[Task objective] Write every record out again exactly, and keep images out of it.

Extracted records:
-----

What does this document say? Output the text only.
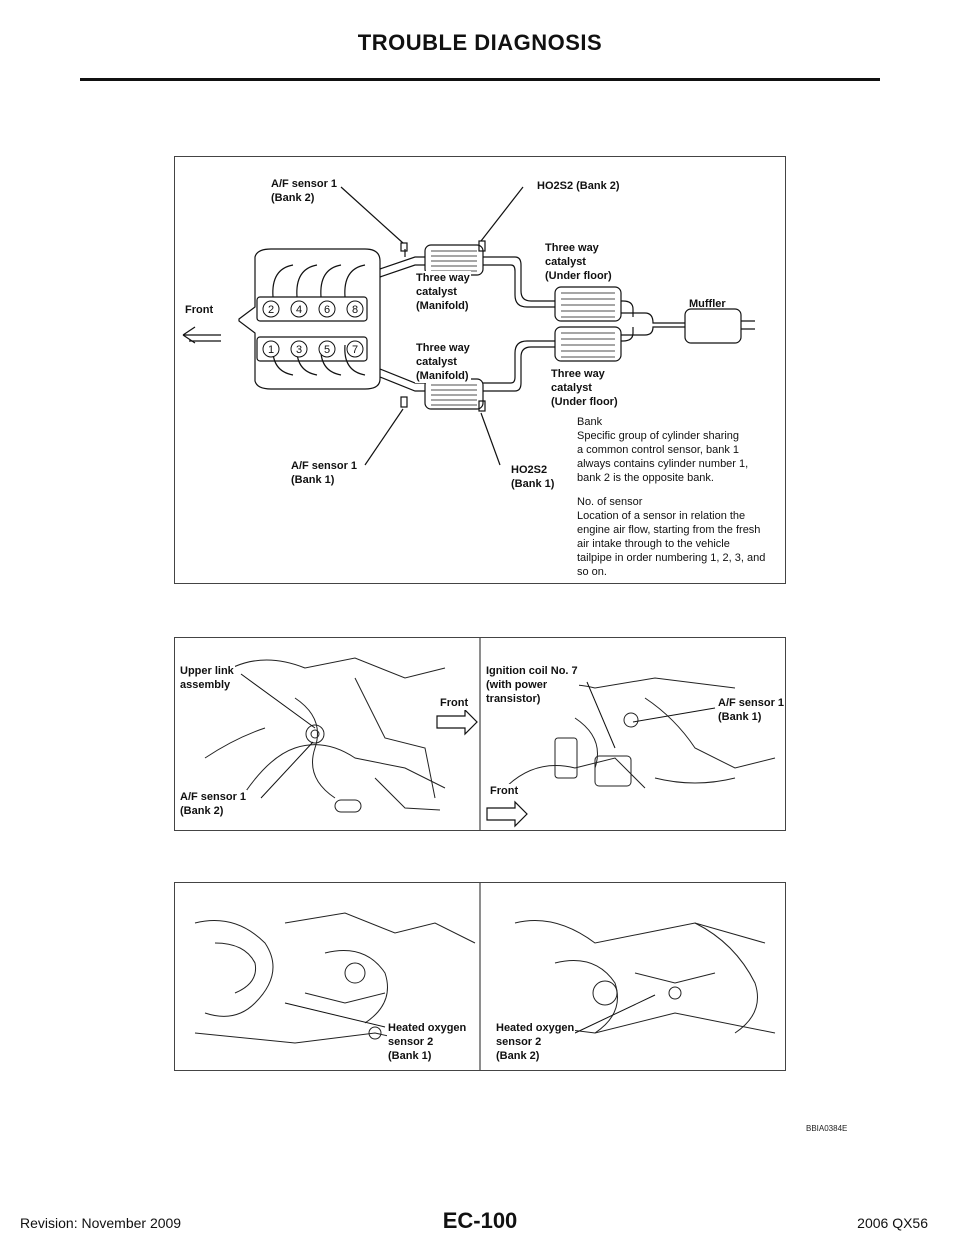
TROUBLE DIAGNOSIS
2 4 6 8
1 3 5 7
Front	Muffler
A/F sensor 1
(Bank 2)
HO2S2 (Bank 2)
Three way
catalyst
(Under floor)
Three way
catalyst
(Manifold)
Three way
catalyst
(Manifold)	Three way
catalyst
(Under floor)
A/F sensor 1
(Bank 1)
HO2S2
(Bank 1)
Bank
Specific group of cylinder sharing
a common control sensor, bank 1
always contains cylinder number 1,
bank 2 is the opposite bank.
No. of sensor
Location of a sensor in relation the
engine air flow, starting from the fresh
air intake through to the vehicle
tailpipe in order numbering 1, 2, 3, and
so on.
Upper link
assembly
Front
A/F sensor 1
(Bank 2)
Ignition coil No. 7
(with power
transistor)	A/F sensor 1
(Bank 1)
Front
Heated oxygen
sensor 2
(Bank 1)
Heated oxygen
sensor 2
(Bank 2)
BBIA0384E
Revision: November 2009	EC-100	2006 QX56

-----

[Response to the task]
What does this document say? Output the text only.
TROUBLE DIAGNOSIS
2 4 6 8
1 3 5 7
Front	Muffler
A/F sensor 1
(Bank 2)
HO2S2 (Bank 2)
Three way
catalyst
(Under floor)
Three way
catalyst
(Manifold)
Three way
catalyst
(Manifold)	Three way
catalyst
(Under floor)
A/F sensor 1
(Bank 1)
HO2S2
(Bank 1)
Bank
Specific group of cylinder sharing
a common control sensor, bank 1
always contains cylinder number 1,
bank 2 is the opposite bank.
No. of sensor
Location of a sensor in relation the
engine air flow, starting from the fresh
air intake through to the vehicle
tailpipe in order numbering 1, 2, 3, and
so on.
Upper link
assembly
Front
A/F sensor 1
(Bank 2)
Ignition coil No. 7
(with power
transistor)	A/F sensor 1
(Bank 1)
Front
Heated oxygen
sensor 2
(Bank 1)
Heated oxygen
sensor 2
(Bank 2)
BBIA0384E
Revision: November 2009	EC-100	2006 QX56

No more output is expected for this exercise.